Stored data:
· · · · ·
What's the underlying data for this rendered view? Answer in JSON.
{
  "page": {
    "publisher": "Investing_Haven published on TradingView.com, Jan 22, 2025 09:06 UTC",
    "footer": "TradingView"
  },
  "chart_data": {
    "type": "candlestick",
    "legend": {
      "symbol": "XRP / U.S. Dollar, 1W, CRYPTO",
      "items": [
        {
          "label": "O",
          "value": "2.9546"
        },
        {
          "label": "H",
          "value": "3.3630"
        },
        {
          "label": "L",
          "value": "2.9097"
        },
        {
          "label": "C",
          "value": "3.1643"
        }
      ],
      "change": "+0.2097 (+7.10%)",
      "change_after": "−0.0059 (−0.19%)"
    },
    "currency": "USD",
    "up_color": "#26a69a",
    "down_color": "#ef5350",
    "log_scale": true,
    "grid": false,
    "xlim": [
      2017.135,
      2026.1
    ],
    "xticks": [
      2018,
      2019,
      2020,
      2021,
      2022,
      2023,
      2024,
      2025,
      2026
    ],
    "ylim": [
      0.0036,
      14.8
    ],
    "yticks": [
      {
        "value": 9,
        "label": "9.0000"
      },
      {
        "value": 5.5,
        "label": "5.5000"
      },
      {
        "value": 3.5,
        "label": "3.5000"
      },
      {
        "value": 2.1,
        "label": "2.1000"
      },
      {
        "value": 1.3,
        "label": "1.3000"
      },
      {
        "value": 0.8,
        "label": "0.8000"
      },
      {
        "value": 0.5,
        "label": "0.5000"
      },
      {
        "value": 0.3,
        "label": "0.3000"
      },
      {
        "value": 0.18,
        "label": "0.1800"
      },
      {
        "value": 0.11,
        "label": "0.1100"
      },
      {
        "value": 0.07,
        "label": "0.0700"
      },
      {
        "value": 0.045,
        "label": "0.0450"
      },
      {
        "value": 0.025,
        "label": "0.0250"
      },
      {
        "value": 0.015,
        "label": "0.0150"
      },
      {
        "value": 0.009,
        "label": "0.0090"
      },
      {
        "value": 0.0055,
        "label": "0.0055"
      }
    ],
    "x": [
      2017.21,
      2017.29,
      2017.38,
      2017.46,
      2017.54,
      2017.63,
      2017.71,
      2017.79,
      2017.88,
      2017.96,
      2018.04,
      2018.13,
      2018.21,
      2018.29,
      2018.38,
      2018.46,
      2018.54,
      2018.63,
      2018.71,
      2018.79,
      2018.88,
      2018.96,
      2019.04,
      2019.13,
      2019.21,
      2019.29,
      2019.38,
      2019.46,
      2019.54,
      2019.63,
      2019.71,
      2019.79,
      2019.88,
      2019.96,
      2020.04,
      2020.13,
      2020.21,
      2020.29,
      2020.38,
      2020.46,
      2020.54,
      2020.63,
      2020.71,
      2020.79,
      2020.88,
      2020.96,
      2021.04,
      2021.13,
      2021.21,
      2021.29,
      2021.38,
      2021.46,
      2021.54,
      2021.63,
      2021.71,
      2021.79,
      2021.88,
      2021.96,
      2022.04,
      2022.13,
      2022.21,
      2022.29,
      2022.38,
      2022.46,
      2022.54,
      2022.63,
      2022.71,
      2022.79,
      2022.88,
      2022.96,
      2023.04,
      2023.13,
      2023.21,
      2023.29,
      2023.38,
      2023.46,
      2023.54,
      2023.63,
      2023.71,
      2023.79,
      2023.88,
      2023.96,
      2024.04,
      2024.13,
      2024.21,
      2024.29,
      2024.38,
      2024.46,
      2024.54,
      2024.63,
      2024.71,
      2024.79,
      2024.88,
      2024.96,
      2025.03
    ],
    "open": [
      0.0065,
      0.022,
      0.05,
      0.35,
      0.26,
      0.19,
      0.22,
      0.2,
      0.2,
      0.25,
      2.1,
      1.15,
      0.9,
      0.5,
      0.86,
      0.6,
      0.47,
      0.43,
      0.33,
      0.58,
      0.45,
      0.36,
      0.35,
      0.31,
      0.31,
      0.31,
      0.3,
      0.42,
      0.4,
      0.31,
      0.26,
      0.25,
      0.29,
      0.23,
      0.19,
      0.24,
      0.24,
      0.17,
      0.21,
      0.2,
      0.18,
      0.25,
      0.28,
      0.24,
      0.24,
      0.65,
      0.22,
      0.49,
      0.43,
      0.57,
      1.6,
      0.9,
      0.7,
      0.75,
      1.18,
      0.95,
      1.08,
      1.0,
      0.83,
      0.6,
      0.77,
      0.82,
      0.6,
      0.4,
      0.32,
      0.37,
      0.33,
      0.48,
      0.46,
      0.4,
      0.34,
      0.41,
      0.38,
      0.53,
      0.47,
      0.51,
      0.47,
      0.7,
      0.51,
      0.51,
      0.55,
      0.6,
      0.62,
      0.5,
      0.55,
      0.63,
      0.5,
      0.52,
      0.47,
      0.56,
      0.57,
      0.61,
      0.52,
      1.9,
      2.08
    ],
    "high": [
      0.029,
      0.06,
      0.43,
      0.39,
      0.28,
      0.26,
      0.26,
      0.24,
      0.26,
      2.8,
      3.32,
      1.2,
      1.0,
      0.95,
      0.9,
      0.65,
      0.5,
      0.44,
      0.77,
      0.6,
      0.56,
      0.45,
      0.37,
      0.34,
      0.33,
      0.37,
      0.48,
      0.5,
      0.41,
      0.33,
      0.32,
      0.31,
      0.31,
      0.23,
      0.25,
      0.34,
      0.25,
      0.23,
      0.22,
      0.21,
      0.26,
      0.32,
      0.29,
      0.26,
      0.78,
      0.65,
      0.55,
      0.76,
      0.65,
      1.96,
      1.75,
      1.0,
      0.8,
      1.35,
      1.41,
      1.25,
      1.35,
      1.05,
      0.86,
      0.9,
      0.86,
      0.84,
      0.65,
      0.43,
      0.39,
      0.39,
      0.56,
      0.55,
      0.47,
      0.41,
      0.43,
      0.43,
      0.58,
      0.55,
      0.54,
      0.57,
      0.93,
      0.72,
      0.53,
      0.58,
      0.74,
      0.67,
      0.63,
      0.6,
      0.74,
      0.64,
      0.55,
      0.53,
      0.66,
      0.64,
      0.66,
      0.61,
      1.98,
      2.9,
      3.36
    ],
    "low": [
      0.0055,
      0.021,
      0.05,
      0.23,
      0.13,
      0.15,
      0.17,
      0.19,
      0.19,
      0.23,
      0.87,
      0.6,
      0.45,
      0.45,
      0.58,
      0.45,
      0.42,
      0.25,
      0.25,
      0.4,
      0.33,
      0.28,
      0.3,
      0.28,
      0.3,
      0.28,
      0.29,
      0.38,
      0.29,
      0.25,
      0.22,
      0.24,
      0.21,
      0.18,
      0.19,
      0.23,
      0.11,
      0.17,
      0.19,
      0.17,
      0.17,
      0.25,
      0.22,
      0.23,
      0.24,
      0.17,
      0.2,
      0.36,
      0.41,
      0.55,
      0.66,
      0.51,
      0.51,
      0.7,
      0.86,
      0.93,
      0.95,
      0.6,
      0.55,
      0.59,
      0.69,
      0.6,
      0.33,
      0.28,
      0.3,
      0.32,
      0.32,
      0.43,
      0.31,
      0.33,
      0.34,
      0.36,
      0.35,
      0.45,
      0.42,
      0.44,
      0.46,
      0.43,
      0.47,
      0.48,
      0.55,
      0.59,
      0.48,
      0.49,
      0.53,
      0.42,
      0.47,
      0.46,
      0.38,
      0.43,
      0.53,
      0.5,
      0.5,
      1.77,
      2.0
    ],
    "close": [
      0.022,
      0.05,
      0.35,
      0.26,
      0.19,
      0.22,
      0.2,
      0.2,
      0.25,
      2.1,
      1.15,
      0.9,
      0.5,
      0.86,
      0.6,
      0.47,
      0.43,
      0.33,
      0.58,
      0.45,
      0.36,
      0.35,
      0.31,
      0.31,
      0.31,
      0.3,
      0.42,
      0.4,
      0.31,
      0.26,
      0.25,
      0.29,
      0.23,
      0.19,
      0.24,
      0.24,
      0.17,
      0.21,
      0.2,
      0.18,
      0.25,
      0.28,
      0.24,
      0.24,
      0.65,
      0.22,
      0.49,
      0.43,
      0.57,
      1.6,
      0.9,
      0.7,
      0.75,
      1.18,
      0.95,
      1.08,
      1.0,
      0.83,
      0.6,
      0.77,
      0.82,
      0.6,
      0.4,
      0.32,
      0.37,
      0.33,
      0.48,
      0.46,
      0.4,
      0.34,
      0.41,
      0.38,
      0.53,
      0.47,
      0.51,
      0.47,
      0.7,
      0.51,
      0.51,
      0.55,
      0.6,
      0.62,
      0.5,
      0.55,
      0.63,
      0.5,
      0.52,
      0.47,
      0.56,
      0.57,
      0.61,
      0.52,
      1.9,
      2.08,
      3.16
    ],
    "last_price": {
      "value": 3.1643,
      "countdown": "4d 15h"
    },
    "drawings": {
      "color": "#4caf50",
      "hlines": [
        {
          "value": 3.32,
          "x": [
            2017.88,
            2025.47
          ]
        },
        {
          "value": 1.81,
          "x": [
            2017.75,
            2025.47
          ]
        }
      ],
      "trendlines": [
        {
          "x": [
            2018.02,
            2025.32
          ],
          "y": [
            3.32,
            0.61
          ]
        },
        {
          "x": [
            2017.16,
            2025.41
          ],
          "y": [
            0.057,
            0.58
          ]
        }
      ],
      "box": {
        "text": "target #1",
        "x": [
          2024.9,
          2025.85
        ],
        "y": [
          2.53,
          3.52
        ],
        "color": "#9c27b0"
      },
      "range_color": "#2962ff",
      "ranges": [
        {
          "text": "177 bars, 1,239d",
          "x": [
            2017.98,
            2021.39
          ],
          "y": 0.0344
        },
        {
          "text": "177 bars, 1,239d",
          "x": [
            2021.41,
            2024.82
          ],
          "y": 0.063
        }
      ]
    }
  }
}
· · · · ·
Your instructions:
From the material above, count the lines that include "TradingView" and give only the total.

Correct output:
2